=== Tasks for this exercise ===
**A.** In the interview transcript, which two steps does Kevin Eikenberry say are under attack every day in the business world?
**B.** Please continue the interview transcript after its final line.

00:21:57:04 - 00:22:09:07
Patrick Leddin
And that's what we really want people to realize. The stakes are high. Not because it's trying to be threatening just because, gosh, there's so many great opportunities and places we could go. So that's the disrupted loop and we could talk more about it if you'd like.

00:22:09:09 - 00:22:46:14
Kevin Eikenberry
So here is one of my observations, which was further outlined as I listened to you. I mean, I got it from the book and I got more as I listen to you just now, I wanted to spend time today talking about the discernment step. My insight is that there's something really important, especially important about the discernment and refined steps, because those are the things that are under attack every day in the business world.

00:22:46:15 - 00:22:58:08
Kevin Eikenberry
That's all about busy. Keep going. Move on. Both of these require us to do what most don't.

00:22:58:10 - 00:23:22:00
Patrick Leddin
Agree disagree. Yeah, I would agree with that because they're they're the things that people say I can't afford to do that right now. I have to take action because whenever you hit a moment that's disruptive, that stops you in your tracks, whether it's a crisis or cool opportunity, whatever it might be, the clock starts to tick. And when you feel that clock ticking, you feel a desire to move.

00:23:22:02 - 00:23:44:15
Patrick Leddin
And the first step says, don't move. Yet. The first step says, yes, kind of the slow, fast moment if you slow down. But the problem is, if you don't slow down, you have you run the risk of going down the wrong path and wasting energy. And that's normal. I mean, late life is not linear. Work is not linear in many cases, even if you have a great standard operating procedure, it doesn't always work out in a linear fashion.

Document layout analysis data:

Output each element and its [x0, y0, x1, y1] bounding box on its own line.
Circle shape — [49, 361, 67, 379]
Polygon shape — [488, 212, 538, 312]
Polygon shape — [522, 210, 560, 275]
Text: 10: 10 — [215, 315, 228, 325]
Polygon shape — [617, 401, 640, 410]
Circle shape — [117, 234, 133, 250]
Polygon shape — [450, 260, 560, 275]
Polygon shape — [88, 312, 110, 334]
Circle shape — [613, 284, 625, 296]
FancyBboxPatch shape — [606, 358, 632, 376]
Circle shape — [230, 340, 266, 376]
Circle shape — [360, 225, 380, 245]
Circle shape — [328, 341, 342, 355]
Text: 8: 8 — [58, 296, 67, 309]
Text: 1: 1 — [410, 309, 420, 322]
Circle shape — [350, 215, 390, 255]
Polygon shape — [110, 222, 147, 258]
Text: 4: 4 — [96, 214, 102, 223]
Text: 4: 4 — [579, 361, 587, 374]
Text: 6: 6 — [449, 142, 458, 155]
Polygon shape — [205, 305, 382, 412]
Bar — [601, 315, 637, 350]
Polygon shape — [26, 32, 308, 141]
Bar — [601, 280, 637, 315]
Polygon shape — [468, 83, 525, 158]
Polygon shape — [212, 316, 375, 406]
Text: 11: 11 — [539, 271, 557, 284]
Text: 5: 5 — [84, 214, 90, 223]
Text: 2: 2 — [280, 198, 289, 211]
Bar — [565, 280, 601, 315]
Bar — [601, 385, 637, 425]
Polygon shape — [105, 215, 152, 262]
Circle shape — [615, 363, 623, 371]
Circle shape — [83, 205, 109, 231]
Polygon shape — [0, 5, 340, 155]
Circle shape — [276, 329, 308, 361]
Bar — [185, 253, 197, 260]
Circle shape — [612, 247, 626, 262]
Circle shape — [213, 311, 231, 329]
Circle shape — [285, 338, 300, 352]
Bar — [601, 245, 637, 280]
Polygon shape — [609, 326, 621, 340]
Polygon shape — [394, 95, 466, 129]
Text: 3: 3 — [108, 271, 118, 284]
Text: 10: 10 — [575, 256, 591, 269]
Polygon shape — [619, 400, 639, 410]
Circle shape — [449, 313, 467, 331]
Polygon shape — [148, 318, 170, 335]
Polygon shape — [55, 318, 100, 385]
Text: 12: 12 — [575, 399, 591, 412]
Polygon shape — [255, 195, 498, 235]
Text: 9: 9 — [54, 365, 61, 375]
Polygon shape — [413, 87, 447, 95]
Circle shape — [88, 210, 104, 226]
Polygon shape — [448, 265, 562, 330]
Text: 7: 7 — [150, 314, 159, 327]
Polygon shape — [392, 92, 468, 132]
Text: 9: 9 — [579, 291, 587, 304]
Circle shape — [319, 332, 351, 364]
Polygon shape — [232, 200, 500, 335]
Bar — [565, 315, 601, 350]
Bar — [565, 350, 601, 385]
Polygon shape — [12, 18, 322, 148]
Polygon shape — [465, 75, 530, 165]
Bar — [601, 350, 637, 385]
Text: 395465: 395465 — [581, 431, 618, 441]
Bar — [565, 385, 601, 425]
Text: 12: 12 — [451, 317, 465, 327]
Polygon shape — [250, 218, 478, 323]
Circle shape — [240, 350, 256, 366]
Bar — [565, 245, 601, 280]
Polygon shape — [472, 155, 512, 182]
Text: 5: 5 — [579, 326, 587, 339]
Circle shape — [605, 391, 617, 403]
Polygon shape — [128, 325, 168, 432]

=== Outputs in order ===
**A.** The discernment and refined steps.

**B.**
00:23:44:17 - 00:24:03:18
Patrick Leddin
Life is full of curves and turns and double backs, and part of the idea behind the whole idea of looking at disruption differently is I don't know what's around that curve, but I'm going to trust it might be something good. And even if it's not, I'm trusting I can do something with it. But yeah, the discernment piece takes time, and it's can be counterintuitive because we have a desire to take action.

00:24:03:20 - 00:24:07:07
Patrick Leddin
I mean, I have a bias toward action in life, but I also know you got to step back.

00:24:07:07 - 00:24:28:16
Kevin Eikenberry
As do I. And and it's and and right the and is that, there's very few times when my dad used to say sometimes he would say, well, we gotta do something, even if it's wrong. It's very there are times when that is the right approach. It is a very small amount of the times.

00:24:28:20 - 00:24:44:08
Patrick Leddin
Well, how many times? And over in the United States. But people can I mean, wherever you're at in the world, you'll see this too, where something happens and politicians say we need to do something, you know, we need to pass some legislation, do something. It's like, well, not just maybe something, but not just anything.

00:24:44:10 - 00:25:07:17
Kevin Eikenberry
But exactly. And so I think the, the key is to recognize that, if we don't stop to discern, to think, then we will operate on auto response, will operate based on our habit, which isn't just which isn't just I got to go do something, but I'll go do the thing I normally do.

00:25:07:19 - 00:25:25:23
Patrick Leddin
Yeah. Because actually so there's there's five roles in the book. So two of them go toward change. One is you go toward change kind of on your own. You're a trailblazer. Why did you go on go toward change and you bring others with you and you're a torch bearer kind of lighting the path for them. Two are going toward stability.

00:25:25:23 - 00:25:41:15
Patrick Leddin
One is you're a fire fighter, which means on your own you say, no, we're not going to implement that new system or whatever. We're going to stop that thing. Another one is a fire chief. We can movement toward stability might be like, hey, we forgot about our purpose here as a team. Let's not chase that thing. Let's remember who we are, what we're trying to do.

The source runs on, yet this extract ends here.